— start of EXTRACTED INFORMATION —

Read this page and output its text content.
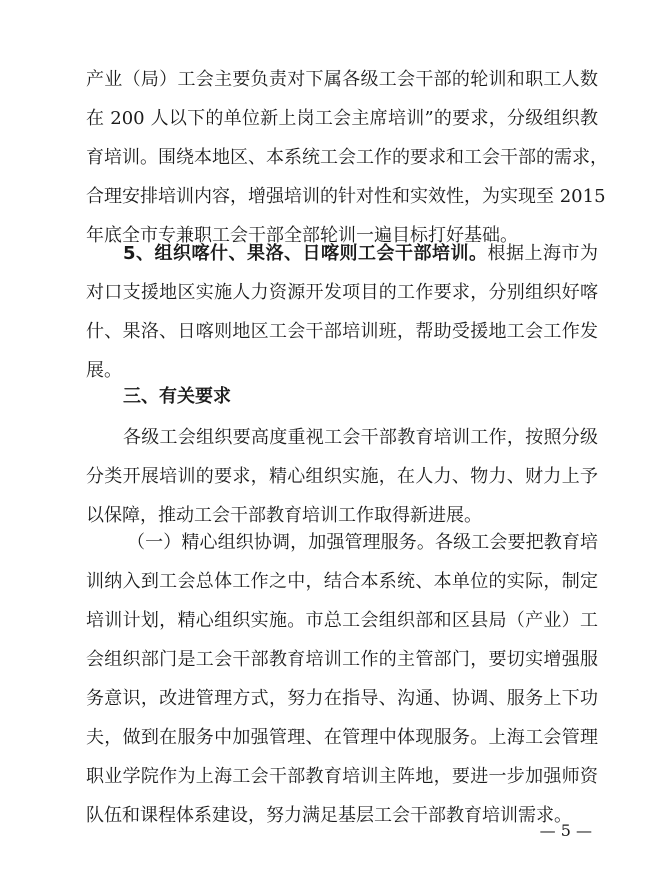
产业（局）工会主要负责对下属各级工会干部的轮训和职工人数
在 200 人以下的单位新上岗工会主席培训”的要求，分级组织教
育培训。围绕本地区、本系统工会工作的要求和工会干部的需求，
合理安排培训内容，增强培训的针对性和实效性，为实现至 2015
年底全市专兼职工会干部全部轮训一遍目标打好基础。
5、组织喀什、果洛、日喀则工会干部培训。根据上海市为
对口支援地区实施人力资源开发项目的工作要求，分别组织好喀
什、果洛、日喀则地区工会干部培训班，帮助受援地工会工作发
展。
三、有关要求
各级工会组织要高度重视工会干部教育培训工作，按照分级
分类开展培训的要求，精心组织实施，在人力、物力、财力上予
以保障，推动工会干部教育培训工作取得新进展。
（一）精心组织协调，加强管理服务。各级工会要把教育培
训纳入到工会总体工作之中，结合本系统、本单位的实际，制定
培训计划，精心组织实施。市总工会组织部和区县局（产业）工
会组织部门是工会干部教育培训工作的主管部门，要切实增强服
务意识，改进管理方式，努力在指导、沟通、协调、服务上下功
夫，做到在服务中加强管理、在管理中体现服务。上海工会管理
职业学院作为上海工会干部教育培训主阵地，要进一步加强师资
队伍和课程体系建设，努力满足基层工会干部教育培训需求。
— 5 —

— end of EXTRACTED INFORMATION —
— start of EXTRACTED INFORMATION —

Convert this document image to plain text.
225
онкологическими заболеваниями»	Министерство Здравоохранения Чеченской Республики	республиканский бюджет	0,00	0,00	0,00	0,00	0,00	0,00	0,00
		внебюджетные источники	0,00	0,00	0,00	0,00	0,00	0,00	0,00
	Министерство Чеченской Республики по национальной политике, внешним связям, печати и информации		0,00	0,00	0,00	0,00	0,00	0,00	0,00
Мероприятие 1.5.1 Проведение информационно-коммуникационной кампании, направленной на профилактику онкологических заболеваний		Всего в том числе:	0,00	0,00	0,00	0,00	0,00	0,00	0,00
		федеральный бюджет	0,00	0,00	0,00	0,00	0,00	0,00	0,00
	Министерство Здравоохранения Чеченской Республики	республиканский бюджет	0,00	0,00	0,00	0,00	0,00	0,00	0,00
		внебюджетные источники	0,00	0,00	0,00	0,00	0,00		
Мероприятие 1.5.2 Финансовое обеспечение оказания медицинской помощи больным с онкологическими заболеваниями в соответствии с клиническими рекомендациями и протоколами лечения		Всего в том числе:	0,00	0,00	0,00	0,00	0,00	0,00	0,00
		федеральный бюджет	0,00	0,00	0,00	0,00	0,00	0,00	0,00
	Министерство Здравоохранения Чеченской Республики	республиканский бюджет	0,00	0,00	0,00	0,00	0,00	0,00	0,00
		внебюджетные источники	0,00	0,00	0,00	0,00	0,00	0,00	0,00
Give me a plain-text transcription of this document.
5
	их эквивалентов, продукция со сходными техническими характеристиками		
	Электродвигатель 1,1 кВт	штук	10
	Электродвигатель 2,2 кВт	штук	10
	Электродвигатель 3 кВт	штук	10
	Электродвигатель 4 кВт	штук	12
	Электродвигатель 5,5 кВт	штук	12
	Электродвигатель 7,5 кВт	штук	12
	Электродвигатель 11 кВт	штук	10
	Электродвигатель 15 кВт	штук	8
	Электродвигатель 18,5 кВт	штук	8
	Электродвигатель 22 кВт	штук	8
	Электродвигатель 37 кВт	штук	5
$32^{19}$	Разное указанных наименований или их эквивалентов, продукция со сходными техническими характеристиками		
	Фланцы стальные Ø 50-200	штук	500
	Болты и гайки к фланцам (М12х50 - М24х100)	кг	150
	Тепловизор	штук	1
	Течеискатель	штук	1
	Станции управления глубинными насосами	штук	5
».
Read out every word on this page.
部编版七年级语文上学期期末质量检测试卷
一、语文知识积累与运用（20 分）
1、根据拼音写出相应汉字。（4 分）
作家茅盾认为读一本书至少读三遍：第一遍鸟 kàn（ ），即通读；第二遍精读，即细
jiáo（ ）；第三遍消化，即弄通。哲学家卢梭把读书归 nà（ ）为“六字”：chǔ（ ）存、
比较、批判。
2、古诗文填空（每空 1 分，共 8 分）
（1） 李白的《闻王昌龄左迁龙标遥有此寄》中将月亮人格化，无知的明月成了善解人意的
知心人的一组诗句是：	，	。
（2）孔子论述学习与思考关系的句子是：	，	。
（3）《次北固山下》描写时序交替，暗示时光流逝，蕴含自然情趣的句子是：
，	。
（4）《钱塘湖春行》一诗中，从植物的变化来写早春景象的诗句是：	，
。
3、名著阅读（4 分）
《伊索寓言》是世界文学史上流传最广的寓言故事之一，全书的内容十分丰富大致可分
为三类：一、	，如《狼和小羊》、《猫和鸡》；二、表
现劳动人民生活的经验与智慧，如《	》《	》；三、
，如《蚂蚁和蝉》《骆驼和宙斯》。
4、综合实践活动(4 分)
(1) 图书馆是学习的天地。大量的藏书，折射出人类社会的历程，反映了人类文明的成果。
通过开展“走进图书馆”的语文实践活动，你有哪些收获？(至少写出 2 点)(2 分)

— end of EXTRACTED INFORMATION —

*SET PROBLEM*
Filter the listing above by the word "page"; copy each line that passes.

*WRITTEN RESPONSE*
Read this page and output its text content.
Read out every word on this page.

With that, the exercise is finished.